→ Wat te doen: Schrijf alle regels van het materiaal hieronder woordelijk over, zonder ook maar één teken te veranderen.

→ Opgeslagen gegevens:

***

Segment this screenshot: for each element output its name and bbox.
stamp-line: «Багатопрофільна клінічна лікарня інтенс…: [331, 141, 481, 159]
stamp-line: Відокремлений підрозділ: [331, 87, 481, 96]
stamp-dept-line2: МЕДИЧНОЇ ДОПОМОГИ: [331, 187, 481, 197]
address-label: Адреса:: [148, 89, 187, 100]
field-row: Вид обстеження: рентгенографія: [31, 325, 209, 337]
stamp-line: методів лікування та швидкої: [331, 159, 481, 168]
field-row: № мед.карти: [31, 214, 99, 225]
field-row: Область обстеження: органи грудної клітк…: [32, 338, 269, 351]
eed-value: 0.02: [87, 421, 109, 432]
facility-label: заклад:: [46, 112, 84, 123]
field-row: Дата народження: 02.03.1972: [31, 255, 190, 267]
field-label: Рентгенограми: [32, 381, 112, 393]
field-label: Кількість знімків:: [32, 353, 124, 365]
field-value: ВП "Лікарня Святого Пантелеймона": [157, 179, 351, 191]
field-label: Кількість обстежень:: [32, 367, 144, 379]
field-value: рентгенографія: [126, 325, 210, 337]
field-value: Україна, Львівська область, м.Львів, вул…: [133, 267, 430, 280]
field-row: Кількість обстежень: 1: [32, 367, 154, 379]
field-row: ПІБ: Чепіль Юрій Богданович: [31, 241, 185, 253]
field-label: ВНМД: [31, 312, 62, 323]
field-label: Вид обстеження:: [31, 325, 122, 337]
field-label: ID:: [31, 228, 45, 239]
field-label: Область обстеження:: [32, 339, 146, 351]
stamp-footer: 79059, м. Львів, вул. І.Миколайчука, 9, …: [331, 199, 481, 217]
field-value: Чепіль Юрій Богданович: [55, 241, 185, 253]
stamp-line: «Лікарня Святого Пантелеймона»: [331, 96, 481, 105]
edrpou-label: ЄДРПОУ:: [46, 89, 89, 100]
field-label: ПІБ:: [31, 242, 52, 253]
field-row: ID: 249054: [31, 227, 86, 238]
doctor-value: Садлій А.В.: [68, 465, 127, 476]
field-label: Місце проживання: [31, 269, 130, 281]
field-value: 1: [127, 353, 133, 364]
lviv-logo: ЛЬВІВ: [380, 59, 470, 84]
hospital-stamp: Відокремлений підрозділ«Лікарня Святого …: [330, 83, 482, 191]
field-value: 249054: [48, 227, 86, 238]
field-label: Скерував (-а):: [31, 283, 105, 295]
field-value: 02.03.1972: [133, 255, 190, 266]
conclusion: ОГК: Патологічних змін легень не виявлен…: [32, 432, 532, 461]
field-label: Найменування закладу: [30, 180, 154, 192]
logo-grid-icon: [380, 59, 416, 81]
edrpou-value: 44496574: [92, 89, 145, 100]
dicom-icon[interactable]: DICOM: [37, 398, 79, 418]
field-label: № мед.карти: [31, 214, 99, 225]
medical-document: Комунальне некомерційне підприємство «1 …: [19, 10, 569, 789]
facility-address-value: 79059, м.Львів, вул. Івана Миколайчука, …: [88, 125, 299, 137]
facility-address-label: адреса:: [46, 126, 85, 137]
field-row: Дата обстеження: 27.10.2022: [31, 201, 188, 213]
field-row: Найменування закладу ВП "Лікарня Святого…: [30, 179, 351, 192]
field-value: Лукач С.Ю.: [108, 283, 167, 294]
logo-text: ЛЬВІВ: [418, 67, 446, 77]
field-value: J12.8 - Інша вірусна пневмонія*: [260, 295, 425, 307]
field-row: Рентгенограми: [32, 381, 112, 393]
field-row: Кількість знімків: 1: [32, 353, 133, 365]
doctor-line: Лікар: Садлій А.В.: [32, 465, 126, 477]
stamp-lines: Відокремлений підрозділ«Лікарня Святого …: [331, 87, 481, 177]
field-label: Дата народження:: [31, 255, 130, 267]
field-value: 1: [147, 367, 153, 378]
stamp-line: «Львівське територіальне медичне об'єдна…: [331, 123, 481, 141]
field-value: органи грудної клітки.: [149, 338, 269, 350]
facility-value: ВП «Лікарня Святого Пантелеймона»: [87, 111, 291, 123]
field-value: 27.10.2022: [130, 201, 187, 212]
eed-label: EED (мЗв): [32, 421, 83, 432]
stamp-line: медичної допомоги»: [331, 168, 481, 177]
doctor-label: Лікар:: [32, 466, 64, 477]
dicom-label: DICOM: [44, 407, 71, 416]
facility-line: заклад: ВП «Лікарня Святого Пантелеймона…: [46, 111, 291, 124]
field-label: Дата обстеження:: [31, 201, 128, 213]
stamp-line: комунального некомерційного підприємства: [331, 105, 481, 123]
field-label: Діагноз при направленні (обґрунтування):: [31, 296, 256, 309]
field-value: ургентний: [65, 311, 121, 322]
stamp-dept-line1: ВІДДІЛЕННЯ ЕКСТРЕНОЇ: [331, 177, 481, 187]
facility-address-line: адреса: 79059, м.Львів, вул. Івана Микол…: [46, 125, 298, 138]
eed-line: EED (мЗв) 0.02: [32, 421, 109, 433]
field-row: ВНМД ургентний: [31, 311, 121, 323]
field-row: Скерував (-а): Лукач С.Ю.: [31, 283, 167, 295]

***

→ Uitgewerkte opdracht:
Segment this screenshot: for each element output its name and bbox.
stamp-line: «Багатопрофільна клінічна лікарня інтенс…: [331, 141, 481, 159]
stamp-line: Відокремлений підрозділ: [331, 87, 481, 96]
stamp-dept-line2: МЕДИЧНОЇ ДОПОМОГИ: [331, 187, 481, 197]
address-label: Адреса:: [148, 89, 187, 100]
field-row: Вид обстеження: рентгенографія: [31, 325, 209, 337]
stamp-line: методів лікування та швидкої: [331, 159, 481, 168]
field-row: № мед.карти: [31, 214, 99, 225]
field-row: Область обстеження: органи грудної клітк…: [32, 338, 269, 351]
eed-value: 0.02: [87, 421, 109, 432]
facility-label: заклад:: [46, 112, 84, 123]
field-row: Дата народження: 02.03.1972: [31, 255, 190, 267]
field-label: Рентгенограми: [32, 381, 112, 393]
field-label: Кількість знімків:: [32, 353, 124, 365]
field-value: ВП "Лікарня Святого Пантелеймона": [157, 179, 351, 191]
field-label: Кількість обстежень:: [32, 367, 144, 379]
field-value: рентгенографія: [126, 325, 210, 337]
field-value: Україна, Львівська область, м.Львів, вул…: [133, 267, 430, 280]
field-row: Кількість обстежень: 1: [32, 367, 154, 379]
field-row: ПІБ: Чепіль Юрій Богданович: [31, 241, 185, 253]
field-label: ВНМД: [31, 312, 62, 323]
field-label: Вид обстеження:: [31, 325, 122, 337]
field-label: ID:: [31, 228, 45, 239]
field-label: Область обстеження:: [32, 339, 146, 351]
stamp-footer: 79059, м. Львів, вул. І.Миколайчука, 9, …: [331, 199, 481, 217]
field-value: Чепіль Юрій Богданович: [55, 241, 185, 253]
stamp-line: «Лікарня Святого Пантелеймона»: [331, 96, 481, 105]
edrpou-label: ЄДРПОУ:: [46, 89, 89, 100]
field-label: ПІБ:: [31, 242, 52, 253]
field-row: ID: 249054: [31, 227, 86, 238]
doctor-value: Садлій А.В.: [68, 465, 127, 476]
field-label: Місце проживання: [31, 269, 130, 281]
field-value: 1: [127, 353, 133, 364]
lviv-logo: ЛЬВІВ: [380, 59, 470, 84]
hospital-stamp: Відокремлений підрозділ«Лікарня Святого …: [330, 83, 482, 191]
field-value: 249054: [48, 227, 86, 238]
field-label: Скерував (-а):: [31, 283, 105, 295]
field-value: 02.03.1972: [133, 255, 190, 266]
conclusion: ОГК: Патологічних змін легень не виявлен…: [32, 432, 532, 461]
field-label: Найменування закладу: [30, 180, 154, 192]
logo-grid-icon: [380, 59, 416, 81]
edrpou-value: 44496574: [92, 89, 145, 100]
dicom-icon[interactable]: DICOM: [37, 398, 79, 418]
field-label: № мед.карти: [31, 214, 99, 225]
medical-document: Комунальне некомерційне підприємство «1 …: [19, 10, 569, 789]
facility-address-value: 79059, м.Львів, вул. Івана Миколайчука, …: [88, 125, 299, 137]
facility-address-label: адреса:: [46, 126, 85, 137]
field-row: Дата обстеження: 27.10.2022: [31, 201, 188, 213]
field-row: Найменування закладу ВП "Лікарня Святого…: [30, 179, 351, 192]
field-value: Лукач С.Ю.: [108, 283, 167, 294]
logo-text: ЛЬВІВ: [418, 67, 446, 77]
field-value: J12.8 - Інша вірусна пневмонія*: [260, 295, 425, 307]
field-row: Рентгенограми: [32, 381, 112, 393]
field-row: Кількість знімків: 1: [32, 353, 133, 365]
doctor-line: Лікар: Садлій А.В.: [32, 465, 126, 477]
stamp-lines: Відокремлений підрозділ«Лікарня Святого …: [331, 87, 481, 177]
field-label: Дата народження:: [31, 255, 130, 267]
field-value: 1: [147, 367, 153, 378]
stamp-line: «Львівське територіальне медичне об'єдна…: [331, 123, 481, 141]
field-value: органи грудної клітки.: [149, 338, 269, 350]
facility-value: ВП «Лікарня Святого Пантелеймона»: [87, 111, 291, 123]
field-value: 27.10.2022: [130, 201, 187, 212]
eed-label: EED (мЗв): [32, 421, 83, 432]
stamp-line: медичної допомоги»: [331, 168, 481, 177]
doctor-label: Лікар:: [32, 466, 64, 477]
dicom-label: DICOM: [44, 407, 71, 416]
facility-line: заклад: ВП «Лікарня Святого Пантелеймона…: [46, 111, 291, 124]
field-label: Дата обстеження:: [31, 201, 128, 213]
stamp-line: комунального некомерційного підприємства: [331, 105, 481, 123]
field-label: Діагноз при направленні (обґрунтування):: [31, 296, 256, 309]
field-value: ургентний: [65, 311, 121, 322]
stamp-dept-line1: ВІДДІЛЕННЯ ЕКСТРЕНОЇ: [331, 177, 481, 187]
facility-address-line: адреса: 79059, м.Львів, вул. Івана Микол…: [46, 125, 298, 138]
eed-line: EED (мЗв) 0.02: [32, 421, 109, 433]
field-row: ВНМД ургентний: [31, 311, 121, 323]
field-row: Скерував (-а): Лукач С.Ю.: [31, 283, 167, 295]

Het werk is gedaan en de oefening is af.